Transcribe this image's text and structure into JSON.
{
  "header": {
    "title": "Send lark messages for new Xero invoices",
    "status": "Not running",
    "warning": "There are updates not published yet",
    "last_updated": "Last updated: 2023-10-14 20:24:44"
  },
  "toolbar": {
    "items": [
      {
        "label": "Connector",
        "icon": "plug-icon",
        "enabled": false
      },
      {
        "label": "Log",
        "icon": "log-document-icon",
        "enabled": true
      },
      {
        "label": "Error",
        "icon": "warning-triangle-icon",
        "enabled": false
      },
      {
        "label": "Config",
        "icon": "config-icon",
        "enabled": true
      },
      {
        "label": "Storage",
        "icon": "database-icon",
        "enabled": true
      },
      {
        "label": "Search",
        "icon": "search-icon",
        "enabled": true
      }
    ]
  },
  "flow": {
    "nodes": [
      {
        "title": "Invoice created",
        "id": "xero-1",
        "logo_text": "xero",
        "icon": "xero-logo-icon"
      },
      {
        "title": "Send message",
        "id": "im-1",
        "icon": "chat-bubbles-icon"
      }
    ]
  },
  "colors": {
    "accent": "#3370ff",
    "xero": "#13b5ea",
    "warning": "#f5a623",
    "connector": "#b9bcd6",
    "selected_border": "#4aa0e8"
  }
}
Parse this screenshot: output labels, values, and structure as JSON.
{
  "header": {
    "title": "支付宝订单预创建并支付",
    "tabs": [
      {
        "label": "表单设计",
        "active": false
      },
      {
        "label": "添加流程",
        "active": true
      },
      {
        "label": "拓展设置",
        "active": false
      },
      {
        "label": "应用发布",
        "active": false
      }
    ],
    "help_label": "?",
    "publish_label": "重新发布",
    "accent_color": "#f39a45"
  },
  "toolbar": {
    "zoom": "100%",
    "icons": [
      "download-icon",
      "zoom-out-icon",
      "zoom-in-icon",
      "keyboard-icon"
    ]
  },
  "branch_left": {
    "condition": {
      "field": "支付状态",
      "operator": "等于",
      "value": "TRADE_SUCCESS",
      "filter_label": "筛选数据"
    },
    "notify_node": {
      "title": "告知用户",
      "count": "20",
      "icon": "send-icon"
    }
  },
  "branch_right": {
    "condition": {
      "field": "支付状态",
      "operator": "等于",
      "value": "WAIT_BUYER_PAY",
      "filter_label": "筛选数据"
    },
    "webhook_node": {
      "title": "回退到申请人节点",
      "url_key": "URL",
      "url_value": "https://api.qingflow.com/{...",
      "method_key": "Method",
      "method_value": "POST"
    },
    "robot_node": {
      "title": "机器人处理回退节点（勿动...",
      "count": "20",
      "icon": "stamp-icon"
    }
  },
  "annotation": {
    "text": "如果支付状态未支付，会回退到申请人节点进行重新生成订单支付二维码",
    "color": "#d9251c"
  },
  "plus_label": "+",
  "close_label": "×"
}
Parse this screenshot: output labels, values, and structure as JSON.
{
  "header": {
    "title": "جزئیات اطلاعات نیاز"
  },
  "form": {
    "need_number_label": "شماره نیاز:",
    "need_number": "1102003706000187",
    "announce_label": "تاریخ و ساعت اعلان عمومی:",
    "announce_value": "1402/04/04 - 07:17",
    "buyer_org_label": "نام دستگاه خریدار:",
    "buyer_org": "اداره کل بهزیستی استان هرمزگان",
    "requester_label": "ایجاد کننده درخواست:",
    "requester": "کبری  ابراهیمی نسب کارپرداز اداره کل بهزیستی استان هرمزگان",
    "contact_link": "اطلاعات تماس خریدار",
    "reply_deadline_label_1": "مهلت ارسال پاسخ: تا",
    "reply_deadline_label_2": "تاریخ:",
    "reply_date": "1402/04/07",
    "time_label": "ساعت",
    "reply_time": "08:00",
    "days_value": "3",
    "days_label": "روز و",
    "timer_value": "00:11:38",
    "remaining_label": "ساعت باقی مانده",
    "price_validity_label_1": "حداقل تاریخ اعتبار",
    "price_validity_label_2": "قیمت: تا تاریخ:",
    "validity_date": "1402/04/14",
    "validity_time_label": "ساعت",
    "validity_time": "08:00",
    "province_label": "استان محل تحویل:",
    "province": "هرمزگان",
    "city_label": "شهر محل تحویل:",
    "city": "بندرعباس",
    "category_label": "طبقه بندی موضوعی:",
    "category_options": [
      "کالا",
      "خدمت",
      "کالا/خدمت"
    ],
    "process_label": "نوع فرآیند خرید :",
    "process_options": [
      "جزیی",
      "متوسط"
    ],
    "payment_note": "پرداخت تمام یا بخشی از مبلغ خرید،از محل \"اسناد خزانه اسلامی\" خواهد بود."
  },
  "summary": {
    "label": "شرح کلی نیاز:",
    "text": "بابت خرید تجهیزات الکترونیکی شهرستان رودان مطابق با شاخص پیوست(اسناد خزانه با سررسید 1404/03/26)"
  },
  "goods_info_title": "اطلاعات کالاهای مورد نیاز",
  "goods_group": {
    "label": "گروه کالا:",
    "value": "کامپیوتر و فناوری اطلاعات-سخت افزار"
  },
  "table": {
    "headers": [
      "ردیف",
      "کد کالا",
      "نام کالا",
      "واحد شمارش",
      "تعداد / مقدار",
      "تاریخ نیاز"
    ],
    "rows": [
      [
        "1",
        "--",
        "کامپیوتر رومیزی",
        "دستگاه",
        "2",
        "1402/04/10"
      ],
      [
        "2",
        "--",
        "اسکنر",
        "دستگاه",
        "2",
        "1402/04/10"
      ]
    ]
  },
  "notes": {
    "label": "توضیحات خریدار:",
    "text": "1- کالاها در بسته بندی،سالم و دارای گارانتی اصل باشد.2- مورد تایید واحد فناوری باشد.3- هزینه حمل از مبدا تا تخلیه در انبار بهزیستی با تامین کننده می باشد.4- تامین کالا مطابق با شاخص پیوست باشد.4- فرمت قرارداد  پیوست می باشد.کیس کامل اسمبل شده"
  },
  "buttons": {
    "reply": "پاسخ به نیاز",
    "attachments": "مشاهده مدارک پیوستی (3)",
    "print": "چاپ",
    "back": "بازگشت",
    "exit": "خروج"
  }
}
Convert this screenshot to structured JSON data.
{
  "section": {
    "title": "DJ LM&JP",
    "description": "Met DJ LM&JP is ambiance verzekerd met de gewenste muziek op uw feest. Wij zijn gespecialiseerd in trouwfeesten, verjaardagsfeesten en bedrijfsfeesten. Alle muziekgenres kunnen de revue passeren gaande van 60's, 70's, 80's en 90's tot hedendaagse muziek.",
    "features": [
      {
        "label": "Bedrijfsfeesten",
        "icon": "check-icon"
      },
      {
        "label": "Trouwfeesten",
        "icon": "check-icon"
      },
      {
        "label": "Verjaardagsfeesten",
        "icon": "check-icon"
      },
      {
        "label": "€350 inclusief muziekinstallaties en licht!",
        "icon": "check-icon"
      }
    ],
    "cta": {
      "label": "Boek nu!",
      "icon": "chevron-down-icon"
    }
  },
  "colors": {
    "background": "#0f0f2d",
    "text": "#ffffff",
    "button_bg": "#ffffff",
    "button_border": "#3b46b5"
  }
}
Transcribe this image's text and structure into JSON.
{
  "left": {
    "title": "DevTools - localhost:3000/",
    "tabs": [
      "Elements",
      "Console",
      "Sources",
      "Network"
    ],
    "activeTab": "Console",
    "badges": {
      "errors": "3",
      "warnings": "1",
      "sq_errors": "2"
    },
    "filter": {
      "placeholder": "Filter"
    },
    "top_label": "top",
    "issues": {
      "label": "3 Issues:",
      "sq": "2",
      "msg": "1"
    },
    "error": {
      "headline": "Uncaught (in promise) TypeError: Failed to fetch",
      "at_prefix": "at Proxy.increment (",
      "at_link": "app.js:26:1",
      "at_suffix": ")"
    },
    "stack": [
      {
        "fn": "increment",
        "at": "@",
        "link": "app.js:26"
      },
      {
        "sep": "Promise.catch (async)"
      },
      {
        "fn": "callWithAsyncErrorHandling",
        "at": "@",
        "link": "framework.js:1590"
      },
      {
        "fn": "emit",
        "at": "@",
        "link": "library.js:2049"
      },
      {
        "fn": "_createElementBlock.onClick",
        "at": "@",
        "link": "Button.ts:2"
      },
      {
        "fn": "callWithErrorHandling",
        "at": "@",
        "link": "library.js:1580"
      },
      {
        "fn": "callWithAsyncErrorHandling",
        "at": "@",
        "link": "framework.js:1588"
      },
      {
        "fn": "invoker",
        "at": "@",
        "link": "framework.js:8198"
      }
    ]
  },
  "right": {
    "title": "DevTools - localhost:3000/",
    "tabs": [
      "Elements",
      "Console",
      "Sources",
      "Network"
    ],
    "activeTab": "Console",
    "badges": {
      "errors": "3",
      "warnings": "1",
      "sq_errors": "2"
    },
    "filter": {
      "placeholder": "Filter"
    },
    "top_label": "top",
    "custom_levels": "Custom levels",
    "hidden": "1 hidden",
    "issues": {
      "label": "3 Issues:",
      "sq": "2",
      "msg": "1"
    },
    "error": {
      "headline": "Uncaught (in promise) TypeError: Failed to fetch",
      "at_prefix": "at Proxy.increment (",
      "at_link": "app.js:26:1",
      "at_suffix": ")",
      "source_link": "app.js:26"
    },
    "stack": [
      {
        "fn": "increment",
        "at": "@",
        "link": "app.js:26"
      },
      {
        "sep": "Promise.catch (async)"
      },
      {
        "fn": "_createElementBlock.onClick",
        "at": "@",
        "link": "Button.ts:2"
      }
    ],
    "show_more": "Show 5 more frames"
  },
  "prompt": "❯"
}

# # #

### DIRECTIVE
Select the lines that carry the string "library" and copy them.

### TASK ANSWER
        "link": "library.js:2049"
        "link": "library.js:1580"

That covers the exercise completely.